What is expected: Extract each record and reproduce it exactly.

Input records:
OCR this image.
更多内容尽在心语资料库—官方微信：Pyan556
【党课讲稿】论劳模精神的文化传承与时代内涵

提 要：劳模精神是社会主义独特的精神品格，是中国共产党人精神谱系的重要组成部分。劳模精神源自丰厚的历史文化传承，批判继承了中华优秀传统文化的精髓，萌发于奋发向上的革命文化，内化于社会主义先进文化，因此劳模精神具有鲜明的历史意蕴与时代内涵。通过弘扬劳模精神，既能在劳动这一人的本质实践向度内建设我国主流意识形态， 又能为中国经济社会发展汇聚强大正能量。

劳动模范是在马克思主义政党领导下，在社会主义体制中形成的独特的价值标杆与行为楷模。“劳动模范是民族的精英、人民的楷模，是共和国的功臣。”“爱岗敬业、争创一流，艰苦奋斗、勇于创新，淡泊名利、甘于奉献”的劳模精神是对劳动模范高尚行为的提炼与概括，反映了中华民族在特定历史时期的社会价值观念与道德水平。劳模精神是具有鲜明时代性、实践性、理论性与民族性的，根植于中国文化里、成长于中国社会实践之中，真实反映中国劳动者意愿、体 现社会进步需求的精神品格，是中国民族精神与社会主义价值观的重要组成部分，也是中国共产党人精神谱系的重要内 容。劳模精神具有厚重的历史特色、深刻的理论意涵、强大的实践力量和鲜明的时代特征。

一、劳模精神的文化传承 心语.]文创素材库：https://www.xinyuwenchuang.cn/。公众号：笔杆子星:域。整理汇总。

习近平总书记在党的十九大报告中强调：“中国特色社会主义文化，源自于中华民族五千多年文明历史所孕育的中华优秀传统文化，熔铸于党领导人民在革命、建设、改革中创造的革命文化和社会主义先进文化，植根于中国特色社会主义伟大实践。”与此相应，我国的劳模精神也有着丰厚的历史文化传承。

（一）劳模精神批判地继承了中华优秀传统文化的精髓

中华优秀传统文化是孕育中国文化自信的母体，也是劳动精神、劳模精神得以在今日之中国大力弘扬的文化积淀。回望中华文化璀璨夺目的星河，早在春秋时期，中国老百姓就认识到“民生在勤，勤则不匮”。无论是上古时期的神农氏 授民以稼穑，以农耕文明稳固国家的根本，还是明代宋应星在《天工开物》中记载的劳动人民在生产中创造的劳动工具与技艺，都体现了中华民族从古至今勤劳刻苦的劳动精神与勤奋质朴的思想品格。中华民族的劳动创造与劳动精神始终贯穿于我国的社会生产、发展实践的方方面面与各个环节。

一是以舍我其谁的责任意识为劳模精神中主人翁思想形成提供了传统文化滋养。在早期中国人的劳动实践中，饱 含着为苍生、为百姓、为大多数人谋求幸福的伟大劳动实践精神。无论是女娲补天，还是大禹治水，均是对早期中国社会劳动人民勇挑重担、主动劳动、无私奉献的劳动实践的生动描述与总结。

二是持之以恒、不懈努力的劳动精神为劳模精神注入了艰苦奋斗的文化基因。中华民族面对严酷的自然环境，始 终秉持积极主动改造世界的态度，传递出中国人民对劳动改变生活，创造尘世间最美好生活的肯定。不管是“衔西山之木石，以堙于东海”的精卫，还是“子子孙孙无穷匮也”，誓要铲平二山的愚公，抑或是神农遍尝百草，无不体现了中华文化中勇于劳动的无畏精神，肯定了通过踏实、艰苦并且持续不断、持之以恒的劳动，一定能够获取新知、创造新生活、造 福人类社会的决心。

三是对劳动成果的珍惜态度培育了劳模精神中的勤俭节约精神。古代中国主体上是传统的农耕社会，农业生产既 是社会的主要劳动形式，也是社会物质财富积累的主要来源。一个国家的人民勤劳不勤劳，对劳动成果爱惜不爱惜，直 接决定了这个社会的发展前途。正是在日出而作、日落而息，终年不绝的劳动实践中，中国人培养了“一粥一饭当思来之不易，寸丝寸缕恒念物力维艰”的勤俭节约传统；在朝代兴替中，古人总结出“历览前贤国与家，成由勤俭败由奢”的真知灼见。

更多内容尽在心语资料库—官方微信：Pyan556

Complete answer:
OCR this image.
更多内容尽在心语资料库—官方微信：Pyan556
【党课讲稿】论劳模精神的文化传承与时代内涵

提 要：劳模精神是社会主义独特的精神品格，是中国共产党人精神谱系的重要组成部分。劳模精神源自丰厚的历史文化传承，批判继承了中华优秀传统文化的精髓，萌发于奋发向上的革命文化，内化于社会主义先进文化，因此劳模精神具有鲜明的历史意蕴与时代内涵。通过弘扬劳模精神，既能在劳动这一人的本质实践向度内建设我国主流意识形态， 又能为中国经济社会发展汇聚强大正能量。

劳动模范是在马克思主义政党领导下，在社会主义体制中形成的独特的价值标杆与行为楷模。“劳动模范是民族的精英、人民的楷模，是共和国的功臣。”“爱岗敬业、争创一流，艰苦奋斗、勇于创新，淡泊名利、甘于奉献”的劳模精神是对劳动模范高尚行为的提炼与概括，反映了中华民族在特定历史时期的社会价值观念与道德水平。劳模精神是具有鲜明时代性、实践性、理论性与民族性的，根植于中国文化里、成长于中国社会实践之中，真实反映中国劳动者意愿、体 现社会进步需求的精神品格，是中国民族精神与社会主义价值观的重要组成部分，也是中国共产党人精神谱系的重要内 容。劳模精神具有厚重的历史特色、深刻的理论意涵、强大的实践力量和鲜明的时代特征。

一、劳模精神的文化传承 心语.]文创素材库：https://www.xinyuwenchuang.cn/。公众号：笔杆子星:域。整理汇总。

习近平总书记在党的十九大报告中强调：“中国特色社会主义文化，源自于中华民族五千多年文明历史所孕育的中华优秀传统文化，熔铸于党领导人民在革命、建设、改革中创造的革命文化和社会主义先进文化，植根于中国特色社会主义伟大实践。”与此相应，我国的劳模精神也有着丰厚的历史文化传承。

（一）劳模精神批判地继承了中华优秀传统文化的精髓

中华优秀传统文化是孕育中国文化自信的母体，也是劳动精神、劳模精神得以在今日之中国大力弘扬的文化积淀。回望中华文化璀璨夺目的星河，早在春秋时期，中国老百姓就认识到“民生在勤，勤则不匮”。无论是上古时期的神农氏 授民以稼穑，以农耕文明稳固国家的根本，还是明代宋应星在《天工开物》中记载的劳动人民在生产中创造的劳动工具与技艺，都体现了中华民族从古至今勤劳刻苦的劳动精神与勤奋质朴的思想品格。中华民族的劳动创造与劳动精神始终贯穿于我国的社会生产、发展实践的方方面面与各个环节。

一是以舍我其谁的责任意识为劳模精神中主人翁思想形成提供了传统文化滋养。在早期中国人的劳动实践中，饱 含着为苍生、为百姓、为大多数人谋求幸福的伟大劳动实践精神。无论是女娲补天，还是大禹治水，均是对早期中国社会劳动人民勇挑重担、主动劳动、无私奉献的劳动实践的生动描述与总结。

二是持之以恒、不懈努力的劳动精神为劳模精神注入了艰苦奋斗的文化基因。中华民族面对严酷的自然环境，始 终秉持积极主动改造世界的态度，传递出中国人民对劳动改变生活，创造尘世间最美好生活的肯定。不管是“衔西山之木石，以堙于东海”的精卫，还是“子子孙孙无穷匮也”，誓要铲平二山的愚公，抑或是神农遍尝百草，无不体现了中华文化中勇于劳动的无畏精神，肯定了通过踏实、艰苦并且持续不断、持之以恒的劳动，一定能够获取新知、创造新生活、造 福人类社会的决心。

三是对劳动成果的珍惜态度培育了劳模精神中的勤俭节约精神。古代中国主体上是传统的农耕社会，农业生产既 是社会的主要劳动形式，也是社会物质财富积累的主要来源。一个国家的人民勤劳不勤劳，对劳动成果爱惜不爱惜，直 接决定了这个社会的发展前途。正是在日出而作、日落而息，终年不绝的劳动实践中，中国人培养了“一粥一饭当思来之不易，寸丝寸缕恒念物力维艰”的勤俭节约传统；在朝代兴替中，古人总结出“历览前贤国与家，成由勤俭败由奢”的真知灼见。

更多内容尽在心语资料库—官方微信：Pyan556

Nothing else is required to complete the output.